Do this: Entries follow. Set all of them down as they stand.
════════════════
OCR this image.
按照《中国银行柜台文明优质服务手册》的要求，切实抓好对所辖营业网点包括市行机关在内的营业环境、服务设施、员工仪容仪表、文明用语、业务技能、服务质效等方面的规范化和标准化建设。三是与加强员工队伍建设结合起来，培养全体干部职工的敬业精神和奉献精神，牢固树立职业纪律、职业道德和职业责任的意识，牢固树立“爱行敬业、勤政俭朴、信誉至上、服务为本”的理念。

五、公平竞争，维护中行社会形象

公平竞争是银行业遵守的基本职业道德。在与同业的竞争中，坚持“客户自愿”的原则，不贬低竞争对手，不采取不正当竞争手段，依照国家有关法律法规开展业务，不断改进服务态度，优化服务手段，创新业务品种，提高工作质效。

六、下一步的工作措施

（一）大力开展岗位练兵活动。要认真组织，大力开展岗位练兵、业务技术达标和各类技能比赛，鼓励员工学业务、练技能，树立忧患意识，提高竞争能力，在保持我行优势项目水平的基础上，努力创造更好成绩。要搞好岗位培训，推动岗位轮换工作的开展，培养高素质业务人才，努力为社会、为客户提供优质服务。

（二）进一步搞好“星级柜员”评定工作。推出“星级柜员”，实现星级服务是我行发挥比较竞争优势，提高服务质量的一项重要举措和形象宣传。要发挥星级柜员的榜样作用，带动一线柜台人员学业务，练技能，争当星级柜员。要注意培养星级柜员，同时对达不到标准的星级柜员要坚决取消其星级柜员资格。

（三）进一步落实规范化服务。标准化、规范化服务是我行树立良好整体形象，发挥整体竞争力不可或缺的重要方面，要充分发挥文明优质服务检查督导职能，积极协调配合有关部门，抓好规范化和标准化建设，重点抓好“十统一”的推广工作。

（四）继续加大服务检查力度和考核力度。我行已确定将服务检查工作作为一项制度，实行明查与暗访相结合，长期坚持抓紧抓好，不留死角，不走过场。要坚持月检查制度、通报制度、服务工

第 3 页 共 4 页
════════════════
Solved problem:
OCR this image.
按照《中国银行柜台文明优质服务手册》的要求，切实抓好对所辖营业网点包括市行机关在内的营业环境、服务设施、员工仪容仪表、文明用语、业务技能、服务质效等方面的规范化和标准化建设。三是与加强员工队伍建设结合起来，培养全体干部职工的敬业精神和奉献精神，牢固树立职业纪律、职业道德和职业责任的意识，牢固树立“爱行敬业、勤政俭朴、信誉至上、服务为本”的理念。

五、公平竞争，维护中行社会形象

公平竞争是银行业遵守的基本职业道德。在与同业的竞争中，坚持“客户自愿”的原则，不贬低竞争对手，不采取不正当竞争手段，依照国家有关法律法规开展业务，不断改进服务态度，优化服务手段，创新业务品种，提高工作质效。

六、下一步的工作措施

（一）大力开展岗位练兵活动。要认真组织，大力开展岗位练兵、业务技术达标和各类技能比赛，鼓励员工学业务、练技能，树立忧患意识，提高竞争能力，在保持我行优势项目水平的基础上，努力创造更好成绩。要搞好岗位培训，推动岗位轮换工作的开展，培养高素质业务人才，努力为社会、为客户提供优质服务。

（二）进一步搞好“星级柜员”评定工作。推出“星级柜员”，实现星级服务是我行发挥比较竞争优势，提高服务质量的一项重要举措和形象宣传。要发挥星级柜员的榜样作用，带动一线柜台人员学业务，练技能，争当星级柜员。要注意培养星级柜员，同时对达不到标准的星级柜员要坚决取消其星级柜员资格。

（三）进一步落实规范化服务。标准化、规范化服务是我行树立良好整体形象，发挥整体竞争力不可或缺的重要方面，要充分发挥文明优质服务检查督导职能，积极协调配合有关部门，抓好规范化和标准化建设，重点抓好“十统一”的推广工作。

（四）继续加大服务检查力度和考核力度。我行已确定将服务检查工作作为一项制度，实行明查与暗访相结合，长期坚持抓紧抓好，不留死角，不走过场。要坚持月检查制度、通报制度、服务工

第 3 页 共 4 页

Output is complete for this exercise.